(Dataset listings of figures)
§

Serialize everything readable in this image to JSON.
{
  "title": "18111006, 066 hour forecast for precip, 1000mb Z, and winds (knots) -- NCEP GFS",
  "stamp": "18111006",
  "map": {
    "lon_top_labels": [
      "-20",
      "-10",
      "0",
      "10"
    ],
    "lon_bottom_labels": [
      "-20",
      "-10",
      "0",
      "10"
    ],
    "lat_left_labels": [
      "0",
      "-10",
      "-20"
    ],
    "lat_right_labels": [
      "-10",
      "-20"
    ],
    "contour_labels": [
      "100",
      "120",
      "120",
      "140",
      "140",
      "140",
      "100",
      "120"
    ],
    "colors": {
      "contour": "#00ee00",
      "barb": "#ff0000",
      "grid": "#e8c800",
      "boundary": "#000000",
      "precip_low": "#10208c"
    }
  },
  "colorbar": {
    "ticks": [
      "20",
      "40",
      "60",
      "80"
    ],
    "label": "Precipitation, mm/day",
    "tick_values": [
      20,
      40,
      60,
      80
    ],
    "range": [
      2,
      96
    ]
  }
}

§

- PROBLEM REQUIREMENTS
Write out every record, exactly as written.

- RESPONSE
Serialize everything readable in this image to JSON.
{
  "title": "18111006, 066 hour forecast for precip, 1000mb Z, and winds (knots) -- NCEP GFS",
  "stamp": "18111006",
  "map": {
    "lon_top_labels": [
      "-20",
      "-10",
      "0",
      "10"
    ],
    "lon_bottom_labels": [
      "-20",
      "-10",
      "0",
      "10"
    ],
    "lat_left_labels": [
      "0",
      "-10",
      "-20"
    ],
    "lat_right_labels": [
      "-10",
      "-20"
    ],
    "contour_labels": [
      "100",
      "120",
      "120",
      "140",
      "140",
      "140",
      "100",
      "120"
    ],
    "colors": {
      "contour": "#00ee00",
      "barb": "#ff0000",
      "grid": "#e8c800",
      "boundary": "#000000",
      "precip_low": "#10208c"
    }
  },
  "colorbar": {
    "ticks": [
      "20",
      "40",
      "60",
      "80"
    ],
    "label": "Precipitation, mm/day",
    "tick_values": [
      20,
      40,
      60,
      80
    ],
    "range": [
      2,
      96
    ]
  }
}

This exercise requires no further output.